WHAT IS NEEDED:
The complete listing should be restated exactly.

RECORDS FOR THIS TASK:

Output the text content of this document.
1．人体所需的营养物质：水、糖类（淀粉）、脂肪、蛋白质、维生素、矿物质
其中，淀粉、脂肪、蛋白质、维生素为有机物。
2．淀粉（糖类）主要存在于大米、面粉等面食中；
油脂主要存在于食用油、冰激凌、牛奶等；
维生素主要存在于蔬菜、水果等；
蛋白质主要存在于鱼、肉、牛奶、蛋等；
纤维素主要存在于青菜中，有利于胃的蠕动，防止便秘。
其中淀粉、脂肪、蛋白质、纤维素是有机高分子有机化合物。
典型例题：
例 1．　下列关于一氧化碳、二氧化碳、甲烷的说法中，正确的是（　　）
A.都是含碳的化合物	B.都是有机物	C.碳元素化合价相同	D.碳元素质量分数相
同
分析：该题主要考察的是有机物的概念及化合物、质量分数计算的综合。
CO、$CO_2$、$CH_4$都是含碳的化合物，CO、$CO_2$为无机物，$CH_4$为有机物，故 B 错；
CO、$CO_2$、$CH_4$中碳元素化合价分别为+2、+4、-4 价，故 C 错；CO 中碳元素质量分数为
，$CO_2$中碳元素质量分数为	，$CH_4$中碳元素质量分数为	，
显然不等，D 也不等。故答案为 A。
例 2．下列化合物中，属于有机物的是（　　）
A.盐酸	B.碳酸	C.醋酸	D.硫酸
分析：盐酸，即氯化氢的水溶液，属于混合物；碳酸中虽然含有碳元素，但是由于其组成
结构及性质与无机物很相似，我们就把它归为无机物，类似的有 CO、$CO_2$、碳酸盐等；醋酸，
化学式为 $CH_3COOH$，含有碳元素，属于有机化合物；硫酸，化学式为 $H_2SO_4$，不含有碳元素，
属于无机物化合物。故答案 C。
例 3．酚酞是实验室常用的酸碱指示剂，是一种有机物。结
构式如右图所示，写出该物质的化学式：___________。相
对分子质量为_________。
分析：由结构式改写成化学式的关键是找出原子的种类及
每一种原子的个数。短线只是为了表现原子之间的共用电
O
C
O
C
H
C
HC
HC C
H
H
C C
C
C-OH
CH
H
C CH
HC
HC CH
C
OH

CORRECT OUTPUT:
Output the text content of this document.
1．人体所需的营养物质：水、糖类（淀粉）、脂肪、蛋白质、维生素、矿物质
其中，淀粉、脂肪、蛋白质、维生素为有机物。
2．淀粉（糖类）主要存在于大米、面粉等面食中；
油脂主要存在于食用油、冰激凌、牛奶等；
维生素主要存在于蔬菜、水果等；
蛋白质主要存在于鱼、肉、牛奶、蛋等；
纤维素主要存在于青菜中，有利于胃的蠕动，防止便秘。
其中淀粉、脂肪、蛋白质、纤维素是有机高分子有机化合物。
典型例题：
例 1．　下列关于一氧化碳、二氧化碳、甲烷的说法中，正确的是（　　）
A.都是含碳的化合物	B.都是有机物	C.碳元素化合价相同	D.碳元素质量分数相
同
分析：该题主要考察的是有机物的概念及化合物、质量分数计算的综合。
CO、$CO_2$、$CH_4$都是含碳的化合物，CO、$CO_2$为无机物，$CH_4$为有机物，故 B 错；
CO、$CO_2$、$CH_4$中碳元素化合价分别为+2、+4、-4 价，故 C 错；CO 中碳元素质量分数为
，$CO_2$中碳元素质量分数为	，$CH_4$中碳元素质量分数为	，
显然不等，D 也不等。故答案为 A。
例 2．下列化合物中，属于有机物的是（　　）
A.盐酸	B.碳酸	C.醋酸	D.硫酸
分析：盐酸，即氯化氢的水溶液，属于混合物；碳酸中虽然含有碳元素，但是由于其组成
结构及性质与无机物很相似，我们就把它归为无机物，类似的有 CO、$CO_2$、碳酸盐等；醋酸，
化学式为 $CH_3COOH$，含有碳元素，属于有机化合物；硫酸，化学式为 $H_2SO_4$，不含有碳元素，
属于无机物化合物。故答案 C。
例 3．酚酞是实验室常用的酸碱指示剂，是一种有机物。结
构式如右图所示，写出该物质的化学式：___________。相
对分子质量为_________。
分析：由结构式改写成化学式的关键是找出原子的种类及
每一种原子的个数。短线只是为了表现原子之间的共用电
O
C
O
C
H
C
HC
HC C
H
H
C C
C
C-OH
CH
H
C CH
HC
HC CH
C
OH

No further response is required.